◆ **Text for analysis**:
In Arizona, when a child is born in wedlock (i.e., the parents were married at the time the child was born), the husband is presumed to be the biological father of the child. See A.R.S. § 25-814(A)(1). On the other hand, for children born out of wedlock (i.e., the parents were not married when the child was born), there is no presumption of paternity. And paternity, therefore, must be established.
Establishing paternity is important to both mothers and fathers. In Arizona, if you are the father of a child born out of wedlock (unmarried to the mother), until paternity is established, you do not have enforceable legal rights as they pertain to legal decision-making or parenting time. For mothers with children born out of wedlock, establishing paternity is important because it must be done before the court can enter a child support order to the father.

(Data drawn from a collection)

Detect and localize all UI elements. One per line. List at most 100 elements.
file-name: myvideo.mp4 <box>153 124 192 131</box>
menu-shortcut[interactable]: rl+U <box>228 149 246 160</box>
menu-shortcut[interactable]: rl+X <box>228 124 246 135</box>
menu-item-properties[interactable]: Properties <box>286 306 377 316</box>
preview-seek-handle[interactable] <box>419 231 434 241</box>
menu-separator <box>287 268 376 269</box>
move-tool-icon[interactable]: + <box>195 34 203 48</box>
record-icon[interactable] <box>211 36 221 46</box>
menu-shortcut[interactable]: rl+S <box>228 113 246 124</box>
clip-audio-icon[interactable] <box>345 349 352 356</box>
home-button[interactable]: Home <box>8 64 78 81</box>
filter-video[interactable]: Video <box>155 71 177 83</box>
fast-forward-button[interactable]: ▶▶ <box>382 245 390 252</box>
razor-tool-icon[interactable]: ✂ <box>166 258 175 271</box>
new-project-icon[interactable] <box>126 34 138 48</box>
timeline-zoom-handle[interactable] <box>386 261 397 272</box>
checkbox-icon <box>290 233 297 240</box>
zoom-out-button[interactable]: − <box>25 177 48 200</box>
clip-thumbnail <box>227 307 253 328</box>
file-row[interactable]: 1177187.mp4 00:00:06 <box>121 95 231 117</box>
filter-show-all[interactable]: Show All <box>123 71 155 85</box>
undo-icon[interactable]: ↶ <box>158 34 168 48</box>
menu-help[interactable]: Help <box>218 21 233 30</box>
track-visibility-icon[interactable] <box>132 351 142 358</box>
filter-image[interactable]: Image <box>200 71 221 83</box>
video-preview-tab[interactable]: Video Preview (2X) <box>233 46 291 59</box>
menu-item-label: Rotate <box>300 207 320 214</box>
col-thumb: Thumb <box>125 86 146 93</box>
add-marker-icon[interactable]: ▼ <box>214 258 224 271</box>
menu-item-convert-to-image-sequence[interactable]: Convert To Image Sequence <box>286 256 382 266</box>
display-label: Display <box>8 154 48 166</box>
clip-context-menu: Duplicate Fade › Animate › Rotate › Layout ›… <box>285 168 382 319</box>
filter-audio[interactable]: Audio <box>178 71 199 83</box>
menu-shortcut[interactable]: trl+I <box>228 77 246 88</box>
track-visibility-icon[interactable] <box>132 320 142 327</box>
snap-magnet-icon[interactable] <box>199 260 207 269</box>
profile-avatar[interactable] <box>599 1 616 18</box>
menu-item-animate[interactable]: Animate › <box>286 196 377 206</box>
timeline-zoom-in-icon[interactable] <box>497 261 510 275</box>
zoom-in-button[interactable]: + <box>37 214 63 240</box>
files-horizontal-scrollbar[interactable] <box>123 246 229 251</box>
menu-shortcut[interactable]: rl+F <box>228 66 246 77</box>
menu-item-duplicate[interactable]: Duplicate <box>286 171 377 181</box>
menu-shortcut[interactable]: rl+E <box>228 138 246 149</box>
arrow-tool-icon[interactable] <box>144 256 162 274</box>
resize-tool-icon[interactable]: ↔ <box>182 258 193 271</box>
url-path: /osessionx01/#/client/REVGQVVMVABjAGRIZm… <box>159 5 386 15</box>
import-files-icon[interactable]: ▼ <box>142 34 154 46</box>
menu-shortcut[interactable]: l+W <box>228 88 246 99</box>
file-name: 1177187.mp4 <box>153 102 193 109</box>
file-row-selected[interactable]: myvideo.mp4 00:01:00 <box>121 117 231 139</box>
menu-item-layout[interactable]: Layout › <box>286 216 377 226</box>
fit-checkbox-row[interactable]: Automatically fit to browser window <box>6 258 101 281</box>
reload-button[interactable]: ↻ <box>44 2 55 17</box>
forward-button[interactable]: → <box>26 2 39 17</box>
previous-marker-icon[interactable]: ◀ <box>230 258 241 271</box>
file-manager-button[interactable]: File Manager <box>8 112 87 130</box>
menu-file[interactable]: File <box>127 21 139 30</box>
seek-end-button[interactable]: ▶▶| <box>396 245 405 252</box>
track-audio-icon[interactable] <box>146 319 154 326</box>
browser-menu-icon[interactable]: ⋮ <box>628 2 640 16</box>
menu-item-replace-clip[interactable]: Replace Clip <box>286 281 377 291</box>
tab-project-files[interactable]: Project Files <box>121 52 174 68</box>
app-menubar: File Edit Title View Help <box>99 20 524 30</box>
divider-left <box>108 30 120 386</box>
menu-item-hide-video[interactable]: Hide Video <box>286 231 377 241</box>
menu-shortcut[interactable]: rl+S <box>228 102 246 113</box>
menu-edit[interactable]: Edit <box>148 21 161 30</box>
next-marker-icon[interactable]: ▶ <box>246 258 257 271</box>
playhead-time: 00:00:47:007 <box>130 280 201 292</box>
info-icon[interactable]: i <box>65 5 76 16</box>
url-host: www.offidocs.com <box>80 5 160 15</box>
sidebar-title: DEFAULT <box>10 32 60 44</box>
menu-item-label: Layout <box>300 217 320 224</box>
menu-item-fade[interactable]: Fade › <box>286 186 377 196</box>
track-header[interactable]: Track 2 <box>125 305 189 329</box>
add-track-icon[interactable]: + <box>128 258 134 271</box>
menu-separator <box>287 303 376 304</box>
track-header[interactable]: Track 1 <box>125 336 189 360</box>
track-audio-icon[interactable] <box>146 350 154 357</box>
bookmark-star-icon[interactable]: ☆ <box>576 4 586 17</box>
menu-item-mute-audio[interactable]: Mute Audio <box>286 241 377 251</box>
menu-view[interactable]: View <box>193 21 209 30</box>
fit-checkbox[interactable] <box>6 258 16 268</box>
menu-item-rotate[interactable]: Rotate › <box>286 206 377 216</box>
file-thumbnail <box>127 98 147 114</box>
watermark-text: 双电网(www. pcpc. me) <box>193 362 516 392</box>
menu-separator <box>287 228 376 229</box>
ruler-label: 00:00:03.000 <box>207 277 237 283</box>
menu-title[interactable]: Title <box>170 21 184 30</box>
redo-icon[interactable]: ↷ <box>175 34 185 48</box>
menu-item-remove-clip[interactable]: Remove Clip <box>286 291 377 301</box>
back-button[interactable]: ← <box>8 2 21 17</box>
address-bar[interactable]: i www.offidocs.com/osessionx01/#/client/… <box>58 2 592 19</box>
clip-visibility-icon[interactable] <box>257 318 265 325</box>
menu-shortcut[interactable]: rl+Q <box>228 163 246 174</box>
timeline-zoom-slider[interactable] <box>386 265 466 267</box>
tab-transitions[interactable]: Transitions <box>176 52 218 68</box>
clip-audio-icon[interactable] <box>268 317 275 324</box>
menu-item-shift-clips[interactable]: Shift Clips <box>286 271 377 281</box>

◆ **Required tasks**:
**A)** Return the portion of the text on Arizona paternity between "In Arizona, when" and "to the father.", inclusive.
**B)** According to the text on Arizona paternity, who is presumed to be the biological father of a child born in wedlock?
These data originate from a separate source.

◆ **Task-by-task answers**:
**A)**
In Arizona, when a child is born in wedlock (i.e., the parents were married at the time the child was born), the husband is presumed to be the biological father of the child. See A.R.S. § 25-814(A)(1). On the other hand, for children born out of wedlock (i.e., the parents were not married when the child was born), there is no presumption of paternity. And paternity, therefore, must be established.
Establishing paternity is important to both mothers and fathers. In Arizona, if you are the father of a child born out of wedlock (unmarried to the mother), until paternity is established, you do not have enforceable legal rights as they pertain to legal decision-making or parenting time. For mothers with children born out of wedlock, establishing paternity is important because it must be done before the court can enter a child support order to the father.

**B)** The husband is presumed to be the biological father.